Each line of the material below that holds the word "screenshot" needs to be copied.

+---+

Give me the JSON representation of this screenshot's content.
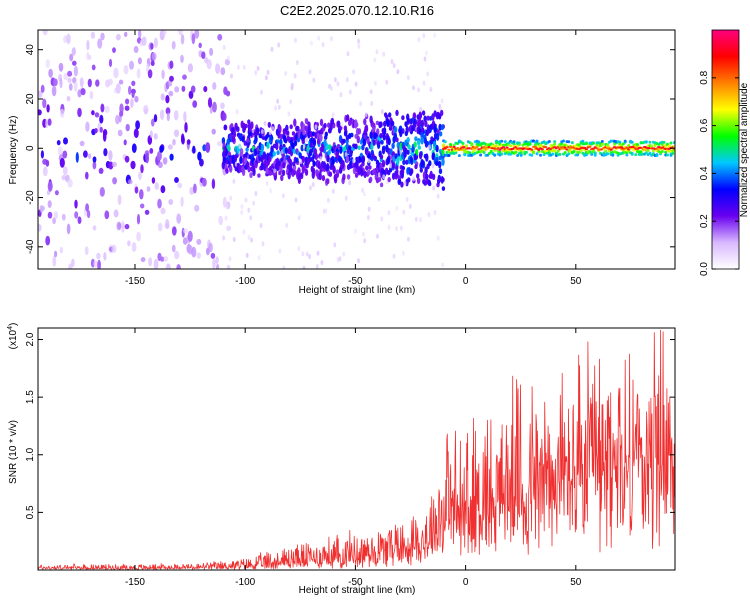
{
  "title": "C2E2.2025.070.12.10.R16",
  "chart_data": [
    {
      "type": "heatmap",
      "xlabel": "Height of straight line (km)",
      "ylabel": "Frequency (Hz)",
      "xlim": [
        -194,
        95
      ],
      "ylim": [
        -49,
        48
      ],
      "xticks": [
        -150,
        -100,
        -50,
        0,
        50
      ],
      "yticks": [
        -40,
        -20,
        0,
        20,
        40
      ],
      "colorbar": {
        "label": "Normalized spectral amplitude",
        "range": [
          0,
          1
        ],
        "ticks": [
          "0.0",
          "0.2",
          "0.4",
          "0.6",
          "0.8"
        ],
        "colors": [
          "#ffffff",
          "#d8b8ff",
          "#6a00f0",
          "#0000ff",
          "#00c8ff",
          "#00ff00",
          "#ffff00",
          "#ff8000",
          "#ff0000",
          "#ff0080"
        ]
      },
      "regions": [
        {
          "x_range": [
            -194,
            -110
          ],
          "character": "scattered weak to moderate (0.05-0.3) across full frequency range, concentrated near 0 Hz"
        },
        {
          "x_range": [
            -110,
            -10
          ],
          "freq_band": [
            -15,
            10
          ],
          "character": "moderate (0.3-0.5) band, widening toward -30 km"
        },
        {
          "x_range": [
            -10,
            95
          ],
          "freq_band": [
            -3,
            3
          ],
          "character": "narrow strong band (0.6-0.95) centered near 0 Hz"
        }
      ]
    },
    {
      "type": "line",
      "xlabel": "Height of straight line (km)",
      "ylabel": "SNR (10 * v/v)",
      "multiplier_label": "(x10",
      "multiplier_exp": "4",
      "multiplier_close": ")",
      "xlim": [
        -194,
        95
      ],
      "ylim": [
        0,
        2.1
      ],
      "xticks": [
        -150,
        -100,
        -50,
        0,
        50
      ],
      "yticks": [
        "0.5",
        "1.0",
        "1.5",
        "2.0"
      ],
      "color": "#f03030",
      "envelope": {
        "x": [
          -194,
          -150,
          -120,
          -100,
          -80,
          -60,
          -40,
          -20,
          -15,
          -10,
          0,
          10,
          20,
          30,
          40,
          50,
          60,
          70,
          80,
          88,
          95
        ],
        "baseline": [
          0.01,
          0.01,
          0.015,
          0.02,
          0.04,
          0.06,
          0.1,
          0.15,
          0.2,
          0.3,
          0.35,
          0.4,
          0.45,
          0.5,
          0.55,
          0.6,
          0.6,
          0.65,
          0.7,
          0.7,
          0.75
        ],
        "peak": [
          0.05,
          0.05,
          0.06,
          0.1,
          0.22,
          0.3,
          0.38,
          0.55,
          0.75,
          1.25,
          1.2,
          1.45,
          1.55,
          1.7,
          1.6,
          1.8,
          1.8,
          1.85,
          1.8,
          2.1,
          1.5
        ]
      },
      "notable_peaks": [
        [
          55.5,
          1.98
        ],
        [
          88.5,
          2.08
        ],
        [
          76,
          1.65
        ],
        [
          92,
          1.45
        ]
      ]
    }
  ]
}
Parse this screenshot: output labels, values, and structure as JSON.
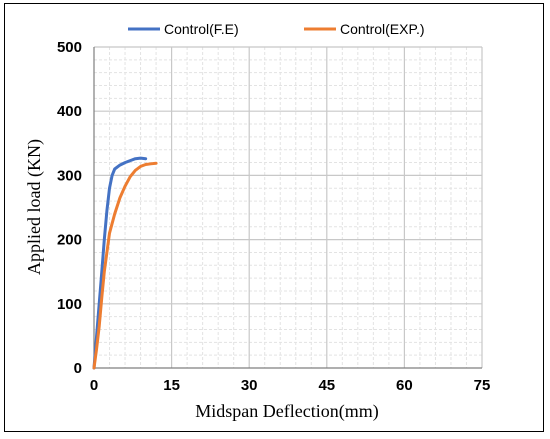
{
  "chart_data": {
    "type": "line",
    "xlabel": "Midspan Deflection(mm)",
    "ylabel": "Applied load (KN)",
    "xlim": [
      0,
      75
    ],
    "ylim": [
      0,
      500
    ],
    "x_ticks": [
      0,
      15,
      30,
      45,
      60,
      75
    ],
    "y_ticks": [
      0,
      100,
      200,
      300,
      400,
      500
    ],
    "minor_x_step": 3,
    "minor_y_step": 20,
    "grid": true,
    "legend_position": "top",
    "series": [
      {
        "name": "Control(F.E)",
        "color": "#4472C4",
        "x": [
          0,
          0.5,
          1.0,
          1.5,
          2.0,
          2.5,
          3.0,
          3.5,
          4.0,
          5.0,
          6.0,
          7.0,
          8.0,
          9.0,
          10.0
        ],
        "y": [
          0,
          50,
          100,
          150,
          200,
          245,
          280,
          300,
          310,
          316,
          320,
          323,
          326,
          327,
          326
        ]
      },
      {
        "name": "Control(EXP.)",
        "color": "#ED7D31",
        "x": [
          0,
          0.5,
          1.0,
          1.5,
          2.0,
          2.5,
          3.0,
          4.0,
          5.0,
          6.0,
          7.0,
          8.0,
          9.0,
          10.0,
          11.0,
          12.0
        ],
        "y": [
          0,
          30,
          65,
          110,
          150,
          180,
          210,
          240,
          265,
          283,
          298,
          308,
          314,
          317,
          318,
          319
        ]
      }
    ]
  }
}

+---+

**Solution for this problem:**
Give me the JSON representation of this screenshot's content.
Parse this screenshot: output labels, values, and structure as JSON.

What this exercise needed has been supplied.